TASK INSTRUCTIONS >> Retype the stretch of the news report on the Bott sisters from "Community reacts to" through "and vegetable trays.", keeping every word and punctuation mark unchanged.

TEXT SEGMENT >>
Community reacts to the deaths of three farm girls
A community reaches out to help a family deal with a terrible tragedy
“Beautiful girls.”
When asked about Catie, Jana and Dara Bott, Pastor Brian Allan needs just two words to sum up the daughters of his friends Bonita and Roger Bott.
On Tuesday evening, Allan was sitting down to dinner when their father called with the most shocking of news.
“He told me, ‘There’s been an accident,’” Allan says Wednesday afternoon as a steady stream of parishioners files into Withrow Gospel Mission church, their arms laden with covered casseroles and vegetable trays.
A few minutes after the earthshattering call, Allan was at his friend’s rural home, just in time to see paramedics working on Catie, 13, and 11-year-old twins Jana and Dara, after the three sisters were smothered by canola seeds while playing in a transport truck.
The girls became trapped and suffocated in the dense pile of tiny seeds that experts say would have swallowed them like quicksand.
Their parents and neighbours worked furiously to free them from the truck and performed CPR, but two of the girls could not be revived. The third was taken by air ambulance to hospital in Edmonton, but she died overnight.
“Our kids died living life on the farm,” the parents said in a statement released Wednesday by RCMP. “It is a family farm. We do not regret raising and involving our kids ... on our farm. It was our life.”
Less than 24 hours after the accident, Allan admits that for him, as well as his fellow citizens in this rural community, it is all too unreal. “There is a sense of disbelief, but then there is a coming together,” he says, adding that a trust fund has already been set up for the family at the Eckville Credit Union.

RECORDED DATA >>
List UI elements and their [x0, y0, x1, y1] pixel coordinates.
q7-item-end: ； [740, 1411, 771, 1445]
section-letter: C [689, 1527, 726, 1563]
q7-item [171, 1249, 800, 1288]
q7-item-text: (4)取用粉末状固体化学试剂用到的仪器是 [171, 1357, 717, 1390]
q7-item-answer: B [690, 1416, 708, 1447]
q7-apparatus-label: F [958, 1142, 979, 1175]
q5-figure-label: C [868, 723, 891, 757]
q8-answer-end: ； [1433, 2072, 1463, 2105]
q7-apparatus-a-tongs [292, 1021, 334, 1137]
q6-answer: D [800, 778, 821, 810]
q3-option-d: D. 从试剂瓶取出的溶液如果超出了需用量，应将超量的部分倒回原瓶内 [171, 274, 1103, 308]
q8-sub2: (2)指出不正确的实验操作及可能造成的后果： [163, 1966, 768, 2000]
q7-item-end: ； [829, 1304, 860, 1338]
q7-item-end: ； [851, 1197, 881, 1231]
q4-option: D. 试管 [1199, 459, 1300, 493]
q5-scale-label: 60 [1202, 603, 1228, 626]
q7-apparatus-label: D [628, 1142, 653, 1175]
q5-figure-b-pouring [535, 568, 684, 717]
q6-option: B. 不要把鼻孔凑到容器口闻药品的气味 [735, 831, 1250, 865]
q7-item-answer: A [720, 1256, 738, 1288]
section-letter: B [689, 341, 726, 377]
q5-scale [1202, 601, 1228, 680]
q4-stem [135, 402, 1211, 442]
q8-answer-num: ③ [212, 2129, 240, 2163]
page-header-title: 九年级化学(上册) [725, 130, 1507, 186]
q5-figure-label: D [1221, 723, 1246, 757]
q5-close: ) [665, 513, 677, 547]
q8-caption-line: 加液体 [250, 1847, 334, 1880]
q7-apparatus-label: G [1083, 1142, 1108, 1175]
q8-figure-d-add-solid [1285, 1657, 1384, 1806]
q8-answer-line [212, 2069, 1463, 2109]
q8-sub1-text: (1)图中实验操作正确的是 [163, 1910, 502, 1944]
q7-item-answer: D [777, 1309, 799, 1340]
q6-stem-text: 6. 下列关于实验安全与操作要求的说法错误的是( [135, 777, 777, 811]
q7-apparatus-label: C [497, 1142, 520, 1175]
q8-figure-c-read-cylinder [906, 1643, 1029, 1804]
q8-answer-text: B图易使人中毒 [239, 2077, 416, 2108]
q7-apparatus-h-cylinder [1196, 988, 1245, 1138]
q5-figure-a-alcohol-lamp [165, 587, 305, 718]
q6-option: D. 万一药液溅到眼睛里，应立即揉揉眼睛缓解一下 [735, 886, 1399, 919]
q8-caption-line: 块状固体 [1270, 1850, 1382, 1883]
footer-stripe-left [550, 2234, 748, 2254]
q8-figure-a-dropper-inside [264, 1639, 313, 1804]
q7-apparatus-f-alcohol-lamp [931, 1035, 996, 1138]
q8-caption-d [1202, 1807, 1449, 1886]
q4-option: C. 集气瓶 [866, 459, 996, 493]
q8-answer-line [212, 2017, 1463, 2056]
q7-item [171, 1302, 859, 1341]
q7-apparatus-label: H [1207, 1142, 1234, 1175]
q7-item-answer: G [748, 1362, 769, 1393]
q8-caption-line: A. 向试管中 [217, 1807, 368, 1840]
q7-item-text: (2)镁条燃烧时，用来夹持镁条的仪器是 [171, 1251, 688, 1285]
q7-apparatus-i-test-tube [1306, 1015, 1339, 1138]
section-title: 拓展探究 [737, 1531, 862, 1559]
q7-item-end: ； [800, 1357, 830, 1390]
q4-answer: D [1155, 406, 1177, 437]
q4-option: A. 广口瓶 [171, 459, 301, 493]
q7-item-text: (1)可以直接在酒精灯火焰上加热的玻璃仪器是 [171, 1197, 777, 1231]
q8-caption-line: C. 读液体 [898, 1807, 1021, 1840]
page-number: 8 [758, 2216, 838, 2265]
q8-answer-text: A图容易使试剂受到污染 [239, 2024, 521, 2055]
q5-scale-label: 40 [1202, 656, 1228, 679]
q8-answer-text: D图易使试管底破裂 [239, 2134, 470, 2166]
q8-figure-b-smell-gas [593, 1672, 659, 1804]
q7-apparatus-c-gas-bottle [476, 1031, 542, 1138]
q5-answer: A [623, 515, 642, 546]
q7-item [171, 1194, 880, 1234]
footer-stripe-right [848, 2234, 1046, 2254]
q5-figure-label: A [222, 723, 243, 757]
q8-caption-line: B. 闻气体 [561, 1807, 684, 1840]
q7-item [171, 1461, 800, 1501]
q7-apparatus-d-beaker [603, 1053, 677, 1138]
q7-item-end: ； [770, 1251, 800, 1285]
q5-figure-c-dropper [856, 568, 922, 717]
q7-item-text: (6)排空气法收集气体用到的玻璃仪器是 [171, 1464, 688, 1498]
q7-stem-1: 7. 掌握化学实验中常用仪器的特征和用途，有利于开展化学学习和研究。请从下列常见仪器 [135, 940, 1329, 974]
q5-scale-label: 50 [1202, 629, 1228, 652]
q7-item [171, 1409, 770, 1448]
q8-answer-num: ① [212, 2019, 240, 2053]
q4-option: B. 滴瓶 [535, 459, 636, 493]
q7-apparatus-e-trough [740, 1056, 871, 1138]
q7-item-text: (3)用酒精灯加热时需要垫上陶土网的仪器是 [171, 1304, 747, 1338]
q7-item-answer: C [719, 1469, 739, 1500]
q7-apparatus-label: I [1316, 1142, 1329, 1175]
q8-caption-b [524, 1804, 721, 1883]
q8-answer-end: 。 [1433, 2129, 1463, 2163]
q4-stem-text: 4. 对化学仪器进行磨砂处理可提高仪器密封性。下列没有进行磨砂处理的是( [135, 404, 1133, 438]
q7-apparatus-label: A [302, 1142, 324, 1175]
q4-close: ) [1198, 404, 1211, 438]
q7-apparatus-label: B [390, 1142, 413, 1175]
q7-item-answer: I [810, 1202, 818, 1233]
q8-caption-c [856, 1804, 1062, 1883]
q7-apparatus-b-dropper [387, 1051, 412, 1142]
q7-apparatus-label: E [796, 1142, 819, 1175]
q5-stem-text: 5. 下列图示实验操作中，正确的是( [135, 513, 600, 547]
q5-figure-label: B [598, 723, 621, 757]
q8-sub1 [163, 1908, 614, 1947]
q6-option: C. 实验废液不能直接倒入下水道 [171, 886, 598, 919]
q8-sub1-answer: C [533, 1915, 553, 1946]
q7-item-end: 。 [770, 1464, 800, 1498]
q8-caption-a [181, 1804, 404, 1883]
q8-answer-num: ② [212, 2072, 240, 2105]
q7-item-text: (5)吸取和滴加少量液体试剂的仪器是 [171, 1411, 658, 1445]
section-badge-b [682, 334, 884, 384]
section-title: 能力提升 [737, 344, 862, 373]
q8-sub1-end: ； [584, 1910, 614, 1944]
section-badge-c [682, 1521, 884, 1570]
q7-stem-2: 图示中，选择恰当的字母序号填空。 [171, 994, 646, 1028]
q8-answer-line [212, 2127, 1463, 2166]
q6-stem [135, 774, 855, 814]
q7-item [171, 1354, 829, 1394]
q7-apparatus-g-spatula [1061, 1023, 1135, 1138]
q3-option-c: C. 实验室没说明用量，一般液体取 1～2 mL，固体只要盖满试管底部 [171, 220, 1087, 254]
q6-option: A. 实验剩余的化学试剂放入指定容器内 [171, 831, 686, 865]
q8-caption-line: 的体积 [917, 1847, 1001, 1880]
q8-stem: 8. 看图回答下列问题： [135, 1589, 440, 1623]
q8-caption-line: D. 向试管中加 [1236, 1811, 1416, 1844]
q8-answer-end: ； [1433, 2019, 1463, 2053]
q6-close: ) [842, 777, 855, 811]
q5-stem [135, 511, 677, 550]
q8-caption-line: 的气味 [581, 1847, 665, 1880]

EXERCISE RESPONSE >>
Community reacts to the deaths of three farm girls
A community reaches out to help a family deal with a terrible tragedy
“Beautiful girls.”
When asked about Catie, Jana and Dara Bott, Pastor Brian Allan needs just two words to sum up the daughters of his friends Bonita and Roger Bott.
On Tuesday evening, Allan was sitting down to dinner when their father called with the most shocking of news.
“He told me, ‘There’s been an accident,’” Allan says Wednesday afternoon as a steady stream of parishioners files into Withrow Gospel Mission church, their arms laden with covered casseroles and vegetable trays.